* Do this *
In your copy, reproduce the entries exactly as they are, minus the images.

* Input *
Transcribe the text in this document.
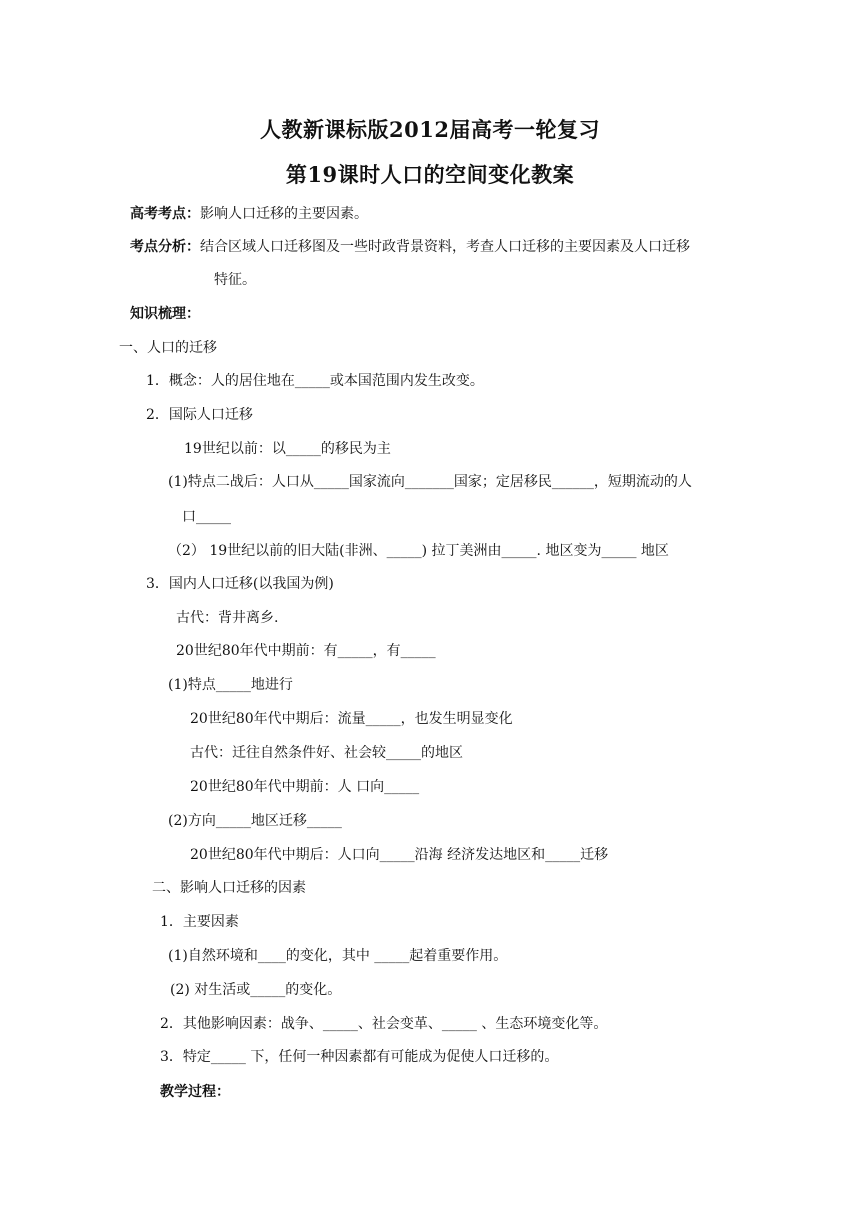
人教新课标版2012届高考一轮复习
第19课时人口的空间变化教案
高考考点：影响人口迁移的主要因素。
考点分析：结合区域人口迁移图及一些时政背景资料，考查人口迁移的主要因素及人口迁移
特征。
知识梳理：
一、人口的迁移
1．概念：人的居住地在_____或本国范围内发生改变。
2．国际人口迁移
19世纪以前：以_____的移民为主
(1)特点二战后：人口从_____国家流向_______国家；定居移民______，短期流动的人
口_____
（2） 19世纪以前的旧大陆(非洲、_____) 拉丁美洲由_____. 地区变为_____ 地区
3．国内人口迁移(以我国为例)
古代：背井离乡.
20世纪80年代中期前：有_____，有_____
(1)特点_____地进行
20世纪80年代中期后：流量_____，也发生明显变化
古代：迁往自然条件好、社会较_____的地区
20世纪80年代中期前：人 口向_____
(2)方向_____地区迁移_____
20世纪80年代中期后：人口向_____沿海 经济发达地区和_____迁移
二、影响人口迁移的因素
1．主要因素
(1)自然环境和____的变化，其中 _____起着重要作用。
(2) 对生活或_____的变化。
2．其他影响因素：战争、_____、社会变革、_____ 、生态环境变化等。
3．特定_____ 下，任何一种因素都有可能成为促使人口迁移的。
教学过程：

* Output of the task *
Transcribe the text in this document.
人教新课标版2012届高考一轮复习
第19课时人口的空间变化教案
高考考点：影响人口迁移的主要因素。
考点分析：结合区域人口迁移图及一些时政背景资料，考查人口迁移的主要因素及人口迁移
特征。
知识梳理：
一、人口的迁移
1．概念：人的居住地在_____或本国范围内发生改变。
2．国际人口迁移
19世纪以前：以_____的移民为主
(1)特点二战后：人口从_____国家流向_______国家；定居移民______，短期流动的人
口_____
（2） 19世纪以前的旧大陆(非洲、_____) 拉丁美洲由_____. 地区变为_____ 地区
3．国内人口迁移(以我国为例)
古代：背井离乡.
20世纪80年代中期前：有_____，有_____
(1)特点_____地进行
20世纪80年代中期后：流量_____，也发生明显变化
古代：迁往自然条件好、社会较_____的地区
20世纪80年代中期前：人 口向_____
(2)方向_____地区迁移_____
20世纪80年代中期后：人口向_____沿海 经济发达地区和_____迁移
二、影响人口迁移的因素
1．主要因素
(1)自然环境和____的变化，其中 _____起着重要作用。
(2) 对生活或_____的变化。
2．其他影响因素：战争、_____、社会变革、_____ 、生态环境变化等。
3．特定_____ 下，任何一种因素都有可能成为促使人口迁移的。
教学过程：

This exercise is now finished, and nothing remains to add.